> **EXERCISE BRIEF**
Copy the entries from the line with "marker-b3-34-2: [1726, 784, 1745, 806]" up to and including the line with "soaking-zone-label: Soaking zone: [1084, 940, 1432, 1009]", swapping "x-tick-label" for "x-axis-tick" and keeping everything else the same.

Dataset items:
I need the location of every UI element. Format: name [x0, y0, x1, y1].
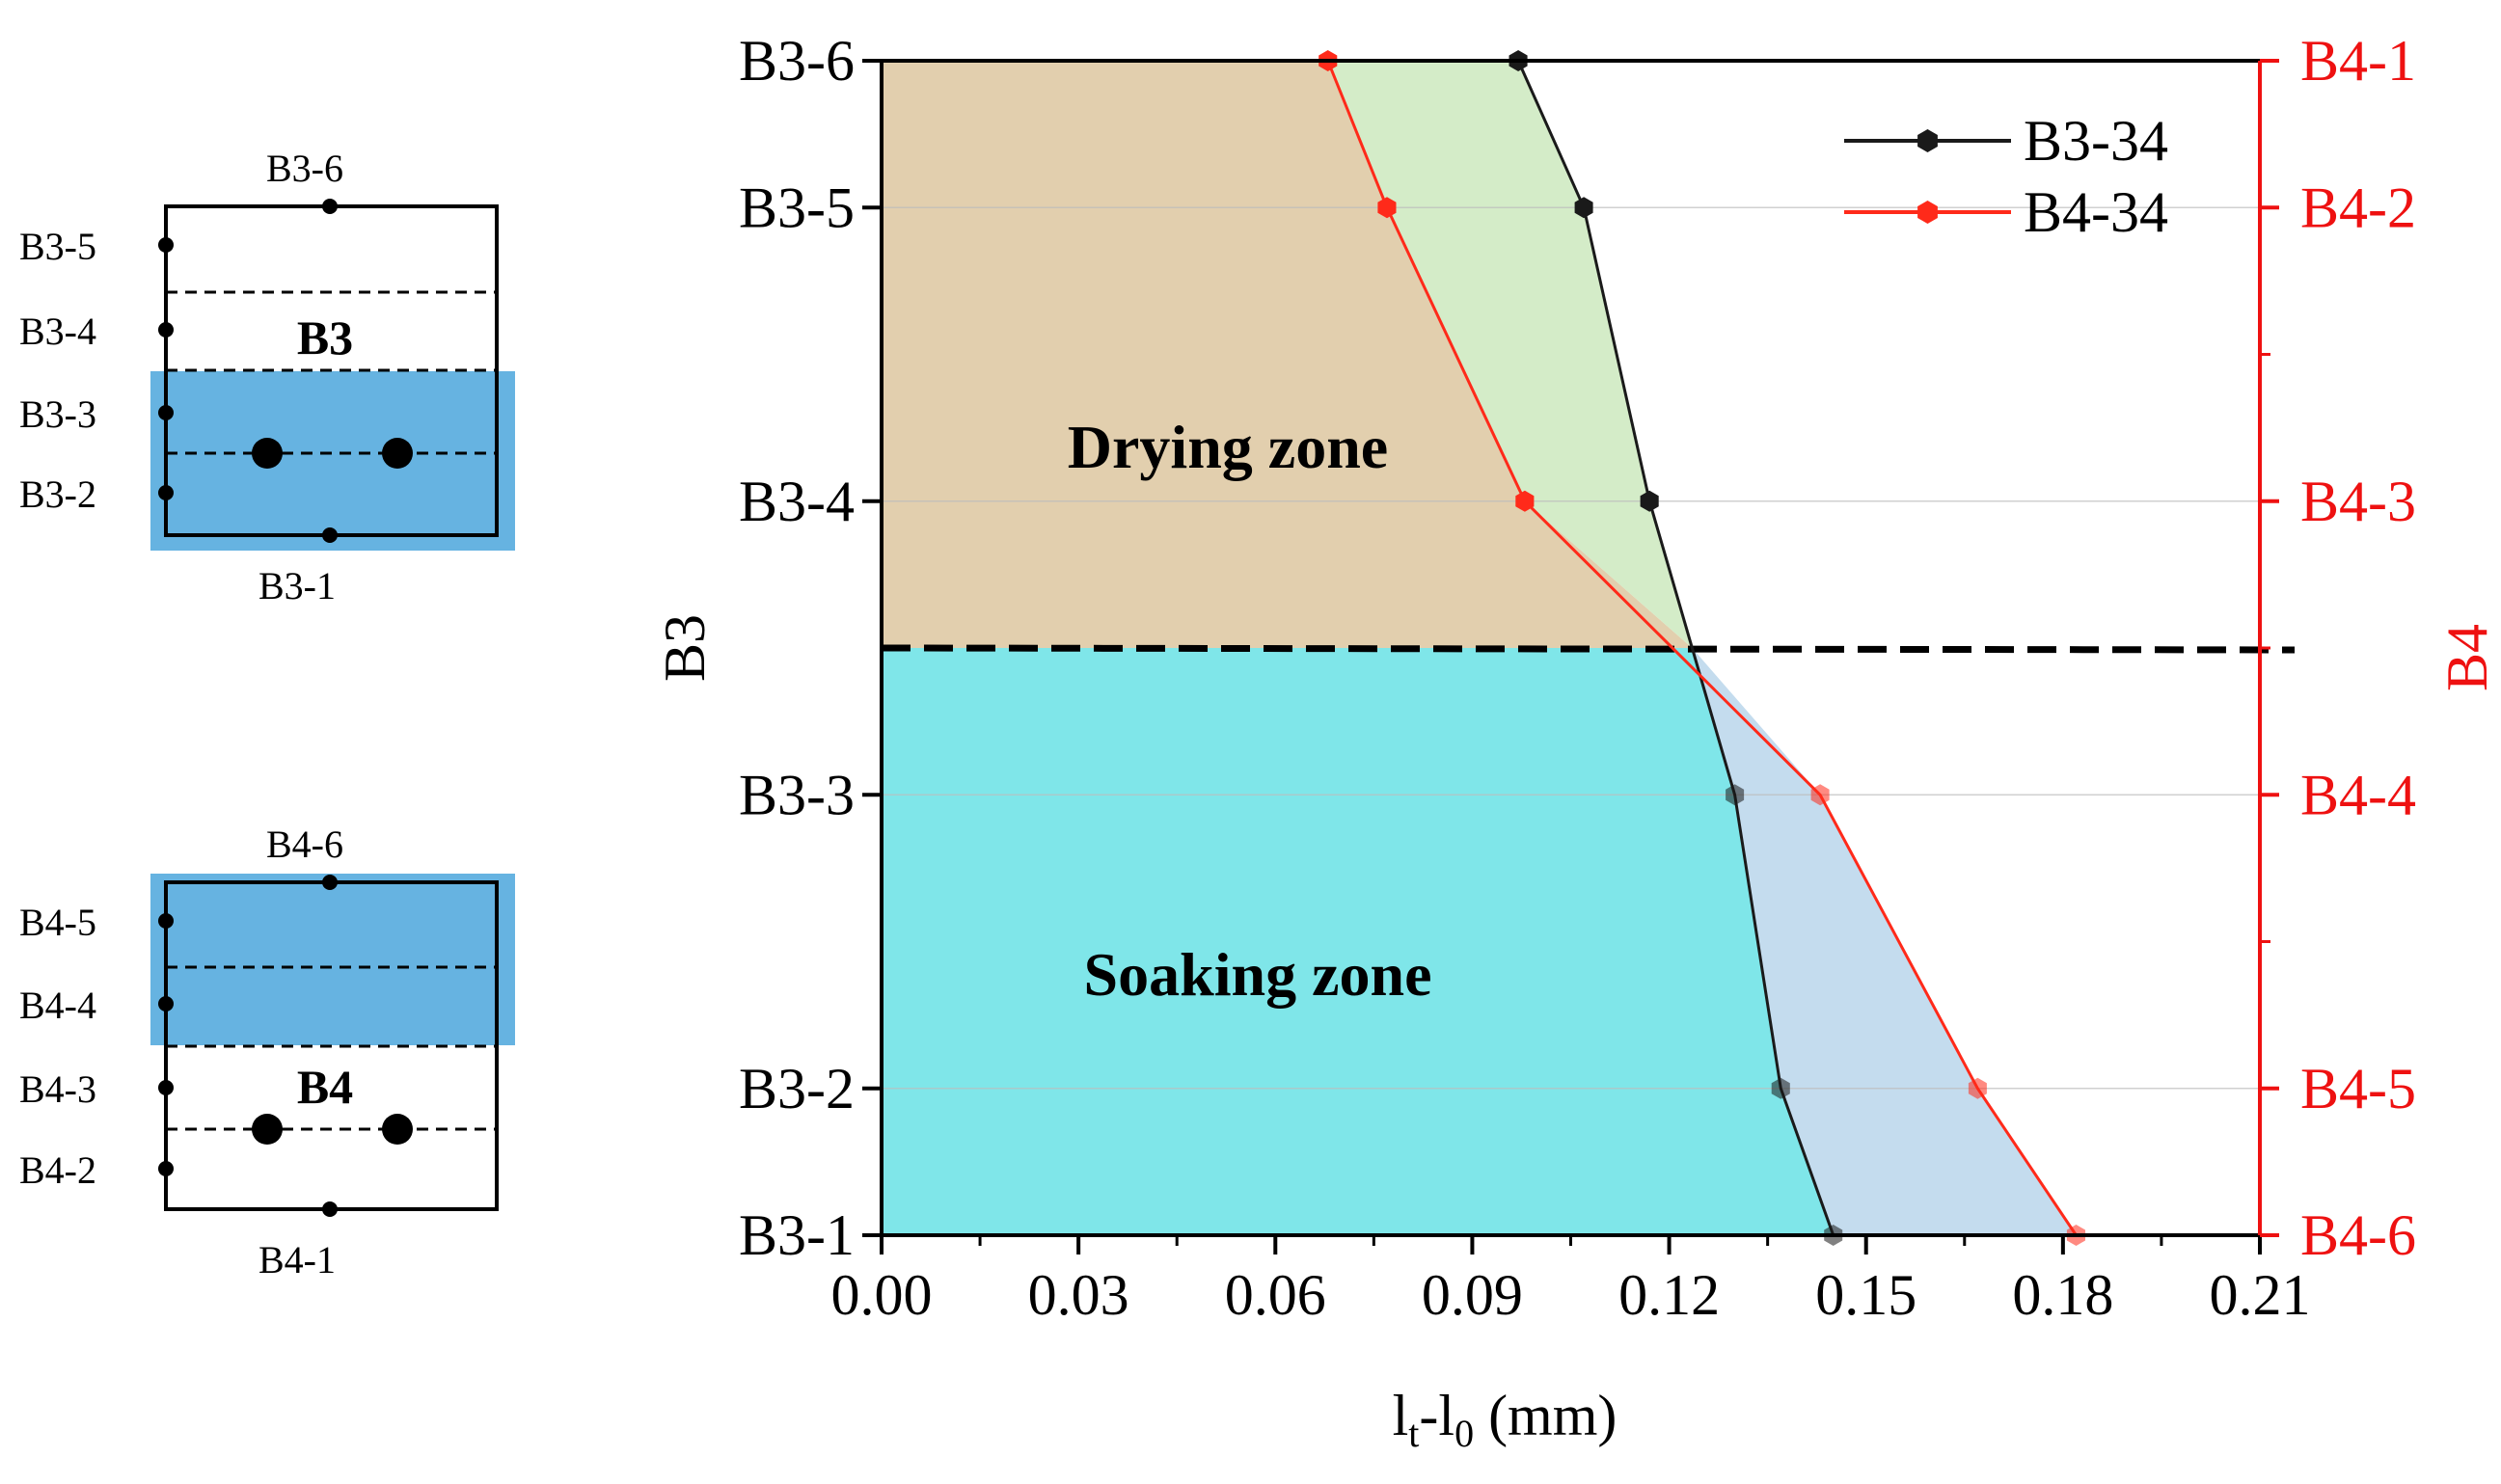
marker-b3-34-2: [1726, 784, 1745, 806]
left-tick-label-2: B3-3: [739, 763, 855, 826]
series-markers: [1318, 50, 2085, 1246]
b4-sensor-left: [252, 1114, 283, 1145]
b4-point-3-label: B4-3: [19, 1067, 96, 1111]
x-tick-label-3: 0.09: [1422, 1263, 1523, 1327]
x-tick-label-4: 0.12: [1618, 1263, 1720, 1327]
x-tick-label-0: 0.00: [831, 1263, 933, 1327]
b3-point-4-dot: [158, 322, 174, 337]
soaking-zone-label: Soaking zone: [1084, 940, 1432, 1009]
left-y-axis-title: B3: [653, 614, 717, 682]
b3-point-6-dot: [322, 199, 338, 214]
left-tick-label-3: B3-4: [739, 470, 855, 533]
series-line-b4-34: [1326, 60, 2078, 1236]
right-y-axis-title: B4: [2435, 624, 2499, 691]
legend-marker-b3-34: [1917, 129, 1938, 152]
b4-point-3-dot: [158, 1080, 174, 1095]
x-tick-label-1: 0.03: [1028, 1263, 1129, 1327]
right-y-axis-ticks: B4-6 B4-5 B4-4 B4-3 B4-2 B4-1: [2260, 29, 2416, 1267]
b3-specimen-label: B3: [297, 310, 353, 364]
b3-point-6-label: B3-6: [266, 147, 343, 190]
right-tick-label-4: B4-2: [2300, 175, 2416, 239]
b4-saturated-region: [150, 874, 515, 1045]
marker-b3-34-1: [1771, 1077, 1790, 1099]
b4-point-5-label: B4-5: [19, 901, 96, 944]
right-tick-label-5: B4-1: [2300, 29, 2416, 93]
left-tick-label-0: B3-1: [739, 1203, 855, 1267]
legend-marker-b4-34: [1917, 201, 1938, 224]
x-axis-ticks: 0.00 0.03 0.06 0.09 0.12 0.15 0.18 0.21: [831, 1235, 2311, 1327]
b4-point-6-label: B4-6: [266, 823, 343, 866]
b4-point-4-dot: [158, 996, 174, 1012]
b3-point-3-dot: [158, 405, 174, 420]
right-tick-label-3: B4-3: [2300, 470, 2416, 533]
b4-point-6-dot: [322, 875, 338, 890]
series-lines: [1326, 60, 2078, 1236]
x-axis-title: lt-l0 (mm): [1393, 1384, 1617, 1455]
chart: 0.00 0.03 0.06 0.09 0.12 0.15 0.18 0.21 B3-1B3-…: [653, 29, 2499, 1455]
marker-b4-34-2: [1810, 784, 1830, 806]
b4-sensor-right: [382, 1114, 413, 1145]
series-line-b3-34: [1516, 60, 1835, 1236]
legend-label-b3-34: B3-34: [2024, 109, 2168, 173]
x-tick-label-7: 0.21: [2210, 1263, 2311, 1327]
drying-zone-label: Drying zone: [1068, 413, 1388, 481]
x-tick-label-2: 0.06: [1225, 1263, 1326, 1327]
b4-point-1-label: B4-1: [258, 1238, 336, 1282]
b3-point-3-label: B3-3: [19, 392, 96, 436]
left-tick-label-5: B3-6: [739, 29, 855, 93]
marker-b4-34-1: [1968, 1077, 1987, 1099]
marker-b3-34-3: [1640, 490, 1659, 512]
gridlines: [882, 206, 2260, 1090]
marker-b4-34-4: [1377, 197, 1397, 219]
right-tick-label-2: B4-4: [2300, 763, 2416, 826]
left-tick-label-4: B3-5: [739, 175, 855, 239]
x-tick-label-5: 0.15: [1815, 1263, 1917, 1327]
legend-label-b4-34: B4-34: [2024, 180, 2168, 244]
b3-sensor-left: [252, 438, 283, 469]
b3-point-2-label: B3-2: [19, 472, 96, 516]
b3-sensor-right: [382, 438, 413, 469]
marker-b3-34-4: [1574, 197, 1593, 219]
legend: B3-34 B4-34: [1844, 109, 2168, 244]
left-y-axis-ticks: B3-1 B3-2 B3-3 B3-4 B3-5 B3-6: [739, 29, 882, 1267]
b3-point-5-label: B3-5: [19, 225, 96, 268]
b3-point-1-label: B3-1: [258, 564, 336, 607]
left-tick-label-1: B3-2: [739, 1057, 855, 1120]
b3-point-5-dot: [158, 237, 174, 253]
b3-point-1-dot: [322, 527, 338, 543]
b4-point-4-label: B4-4: [19, 984, 96, 1027]
x-tick-label-6: 0.18: [2012, 1263, 2113, 1327]
b4-point-1-dot: [322, 1201, 338, 1217]
b4-point-2-dot: [158, 1161, 174, 1176]
b4-point-5-dot: [158, 913, 174, 929]
b4-point-2-label: B4-2: [19, 1148, 96, 1192]
right-tick-label-1: B4-5: [2300, 1057, 2416, 1120]
b4-specimen-label: B4: [297, 1060, 353, 1114]
right-tick-label-0: B4-6: [2300, 1203, 2416, 1267]
schematic-b3: B3-6 B3-5 B3-4 B3-3 B3-2 B3-1 B3: [19, 147, 515, 607]
b3-point-4-label: B3-4: [19, 310, 96, 353]
schematic-b4: B4-6 B4-5 B4-4 B4-3 B4-2 B4-1 B4: [19, 823, 515, 1282]
b3-point-2-dot: [158, 485, 174, 500]
zone-boundary-dashed-line: [881, 644, 2296, 654]
b3-saturated-region: [150, 371, 515, 551]
marker-b4-34-3: [1515, 490, 1535, 512]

> **TASK ANSWER**
marker-b3-34-2: [1726, 784, 1745, 806]
left-tick-label-2: B3-3: [739, 763, 855, 826]
series-markers: [1318, 50, 2085, 1246]
b4-sensor-left: [252, 1114, 283, 1145]
b4-point-3-label: B4-3: [19, 1067, 96, 1111]
x-axis-tick-3: 0.09: [1422, 1263, 1523, 1327]
x-axis-tick-4: 0.12: [1618, 1263, 1720, 1327]
x-axis-tick-0: 0.00: [831, 1263, 933, 1327]
b3-point-4-dot: [158, 322, 174, 337]
soaking-zone-label: Soaking zone: [1084, 940, 1432, 1009]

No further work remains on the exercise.